PROBLEM DESCRIPTION. Each entry has to be copied exactly, with nothing missed.

::: TASK INPUT

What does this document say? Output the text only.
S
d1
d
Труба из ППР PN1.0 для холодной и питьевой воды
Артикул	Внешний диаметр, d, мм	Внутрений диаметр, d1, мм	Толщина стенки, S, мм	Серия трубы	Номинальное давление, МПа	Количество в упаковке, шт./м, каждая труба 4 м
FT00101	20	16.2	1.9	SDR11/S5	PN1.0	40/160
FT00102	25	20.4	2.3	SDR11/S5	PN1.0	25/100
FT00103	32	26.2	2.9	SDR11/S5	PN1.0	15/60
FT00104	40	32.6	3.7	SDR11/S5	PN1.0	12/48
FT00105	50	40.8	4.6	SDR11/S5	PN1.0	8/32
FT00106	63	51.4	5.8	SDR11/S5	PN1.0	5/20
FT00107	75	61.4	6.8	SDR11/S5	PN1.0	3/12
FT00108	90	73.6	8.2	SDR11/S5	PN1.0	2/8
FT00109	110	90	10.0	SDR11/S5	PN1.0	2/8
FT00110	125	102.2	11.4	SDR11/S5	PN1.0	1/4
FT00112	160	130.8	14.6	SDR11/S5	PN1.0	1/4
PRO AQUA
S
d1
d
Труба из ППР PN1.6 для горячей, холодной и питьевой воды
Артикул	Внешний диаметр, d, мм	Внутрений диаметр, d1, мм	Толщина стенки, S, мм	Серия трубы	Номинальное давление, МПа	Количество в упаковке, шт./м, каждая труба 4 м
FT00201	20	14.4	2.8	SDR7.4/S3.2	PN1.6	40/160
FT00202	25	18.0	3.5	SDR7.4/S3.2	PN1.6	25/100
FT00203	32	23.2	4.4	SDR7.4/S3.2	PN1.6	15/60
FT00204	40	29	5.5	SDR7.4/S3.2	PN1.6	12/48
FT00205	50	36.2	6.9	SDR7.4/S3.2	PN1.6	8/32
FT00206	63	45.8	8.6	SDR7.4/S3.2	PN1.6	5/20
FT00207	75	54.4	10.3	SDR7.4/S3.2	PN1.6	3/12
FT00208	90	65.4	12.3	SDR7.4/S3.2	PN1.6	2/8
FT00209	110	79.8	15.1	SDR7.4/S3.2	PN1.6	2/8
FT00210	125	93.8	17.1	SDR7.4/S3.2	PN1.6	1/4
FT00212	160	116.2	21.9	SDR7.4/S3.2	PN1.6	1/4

::::::

PROBLEM SOLUTION.
What does this document say? Output the text only.
S
d1
d
Труба из ППР PN1.0 для холодной и питьевой воды
Артикул	Внешний диаметр, d, мм	Внутрений диаметр, d1, мм	Толщина стенки, S, мм	Серия трубы	Номинальное давление, МПа	Количество в упаковке, шт./м, каждая труба 4 м
FT00101	20	16.2	1.9	SDR11/S5	PN1.0	40/160
FT00102	25	20.4	2.3	SDR11/S5	PN1.0	25/100
FT00103	32	26.2	2.9	SDR11/S5	PN1.0	15/60
FT00104	40	32.6	3.7	SDR11/S5	PN1.0	12/48
FT00105	50	40.8	4.6	SDR11/S5	PN1.0	8/32
FT00106	63	51.4	5.8	SDR11/S5	PN1.0	5/20
FT00107	75	61.4	6.8	SDR11/S5	PN1.0	3/12
FT00108	90	73.6	8.2	SDR11/S5	PN1.0	2/8
FT00109	110	90	10.0	SDR11/S5	PN1.0	2/8
FT00110	125	102.2	11.4	SDR11/S5	PN1.0	1/4
FT00112	160	130.8	14.6	SDR11/S5	PN1.0	1/4
PRO AQUA
S
d1
d
Труба из ППР PN1.6 для горячей, холодной и питьевой воды
Артикул	Внешний диаметр, d, мм	Внутрений диаметр, d1, мм	Толщина стенки, S, мм	Серия трубы	Номинальное давление, МПа	Количество в упаковке, шт./м, каждая труба 4 м
FT00201	20	14.4	2.8	SDR7.4/S3.2	PN1.6	40/160
FT00202	25	18.0	3.5	SDR7.4/S3.2	PN1.6	25/100
FT00203	32	23.2	4.4	SDR7.4/S3.2	PN1.6	15/60
FT00204	40	29	5.5	SDR7.4/S3.2	PN1.6	12/48
FT00205	50	36.2	6.9	SDR7.4/S3.2	PN1.6	8/32
FT00206	63	45.8	8.6	SDR7.4/S3.2	PN1.6	5/20
FT00207	75	54.4	10.3	SDR7.4/S3.2	PN1.6	3/12
FT00208	90	65.4	12.3	SDR7.4/S3.2	PN1.6	2/8
FT00209	110	79.8	15.1	SDR7.4/S3.2	PN1.6	2/8
FT00210	125	93.8	17.1	SDR7.4/S3.2	PN1.6	1/4
FT00212	160	116.2	21.9	SDR7.4/S3.2	PN1.6	1/4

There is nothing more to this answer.